**Given request:** Give the number of lines that contain the string "Topology", and nothing else.

Data records
start

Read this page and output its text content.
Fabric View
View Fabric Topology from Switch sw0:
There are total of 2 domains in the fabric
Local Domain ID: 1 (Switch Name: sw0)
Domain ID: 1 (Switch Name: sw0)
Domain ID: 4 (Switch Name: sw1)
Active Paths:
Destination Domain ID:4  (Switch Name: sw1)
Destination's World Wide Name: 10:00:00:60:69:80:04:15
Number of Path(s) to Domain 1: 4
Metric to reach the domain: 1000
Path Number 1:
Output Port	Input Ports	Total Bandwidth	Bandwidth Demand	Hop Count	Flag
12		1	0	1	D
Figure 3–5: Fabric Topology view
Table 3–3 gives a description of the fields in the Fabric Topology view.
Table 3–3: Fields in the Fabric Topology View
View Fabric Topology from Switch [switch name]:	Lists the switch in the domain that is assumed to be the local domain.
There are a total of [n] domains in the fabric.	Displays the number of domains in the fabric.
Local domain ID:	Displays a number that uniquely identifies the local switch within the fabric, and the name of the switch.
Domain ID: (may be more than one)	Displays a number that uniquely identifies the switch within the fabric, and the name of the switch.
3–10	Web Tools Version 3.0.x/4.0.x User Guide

end
start

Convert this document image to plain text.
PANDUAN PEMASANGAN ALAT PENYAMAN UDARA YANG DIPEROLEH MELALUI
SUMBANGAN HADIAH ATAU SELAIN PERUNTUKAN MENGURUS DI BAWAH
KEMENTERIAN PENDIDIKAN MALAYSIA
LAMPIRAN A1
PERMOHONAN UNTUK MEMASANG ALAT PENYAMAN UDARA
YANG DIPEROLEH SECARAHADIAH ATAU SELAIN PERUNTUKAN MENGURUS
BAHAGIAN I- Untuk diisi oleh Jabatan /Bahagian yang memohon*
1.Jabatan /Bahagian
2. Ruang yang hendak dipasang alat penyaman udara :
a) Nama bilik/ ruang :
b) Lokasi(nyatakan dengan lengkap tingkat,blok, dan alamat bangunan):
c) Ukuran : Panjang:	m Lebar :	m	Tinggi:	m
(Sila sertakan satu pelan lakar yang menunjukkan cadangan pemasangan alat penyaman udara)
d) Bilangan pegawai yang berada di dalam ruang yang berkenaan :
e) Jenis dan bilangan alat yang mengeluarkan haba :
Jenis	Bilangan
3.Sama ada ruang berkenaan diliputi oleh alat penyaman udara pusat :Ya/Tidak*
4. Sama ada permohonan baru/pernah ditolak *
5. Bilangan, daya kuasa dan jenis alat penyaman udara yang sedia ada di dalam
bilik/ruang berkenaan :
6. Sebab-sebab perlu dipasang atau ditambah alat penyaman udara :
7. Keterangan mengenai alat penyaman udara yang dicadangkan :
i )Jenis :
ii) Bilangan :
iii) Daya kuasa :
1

end
start

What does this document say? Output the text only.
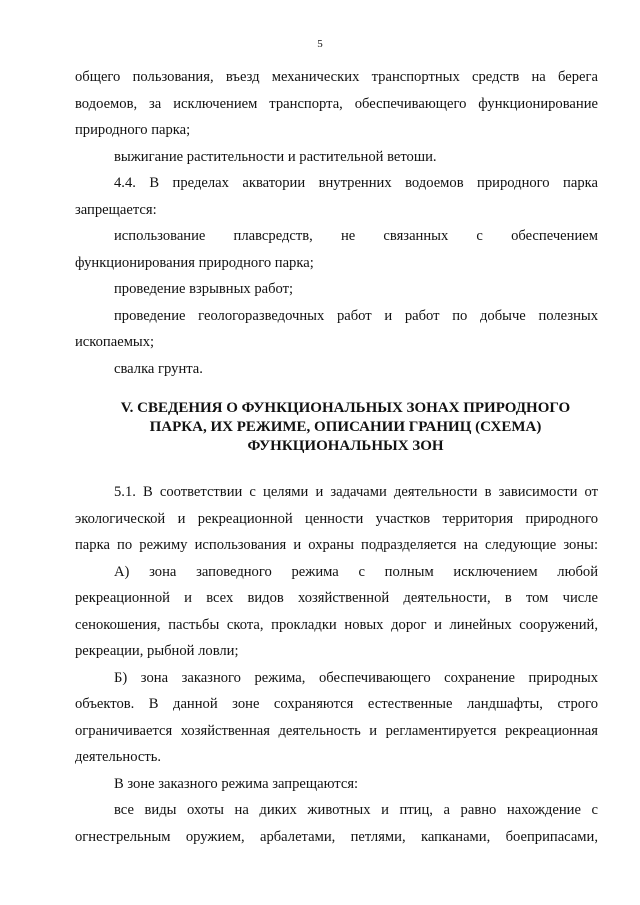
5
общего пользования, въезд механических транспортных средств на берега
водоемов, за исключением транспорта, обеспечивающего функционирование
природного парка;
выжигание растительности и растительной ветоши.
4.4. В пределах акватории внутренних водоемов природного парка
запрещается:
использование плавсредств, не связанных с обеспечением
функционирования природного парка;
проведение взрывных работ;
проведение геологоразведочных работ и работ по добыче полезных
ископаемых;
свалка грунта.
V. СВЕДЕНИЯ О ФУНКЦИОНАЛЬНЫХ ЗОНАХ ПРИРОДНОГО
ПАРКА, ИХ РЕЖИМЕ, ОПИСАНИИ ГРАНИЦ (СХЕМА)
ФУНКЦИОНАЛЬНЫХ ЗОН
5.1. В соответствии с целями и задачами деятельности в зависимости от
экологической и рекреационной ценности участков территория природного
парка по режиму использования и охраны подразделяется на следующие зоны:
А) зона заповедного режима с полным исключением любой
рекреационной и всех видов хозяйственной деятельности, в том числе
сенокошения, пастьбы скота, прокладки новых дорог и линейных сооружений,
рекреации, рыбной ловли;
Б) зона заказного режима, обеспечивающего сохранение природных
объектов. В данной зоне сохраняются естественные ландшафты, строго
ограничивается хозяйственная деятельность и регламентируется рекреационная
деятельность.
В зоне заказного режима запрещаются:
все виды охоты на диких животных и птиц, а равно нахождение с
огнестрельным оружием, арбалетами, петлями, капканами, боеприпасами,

end

**Solution:** 5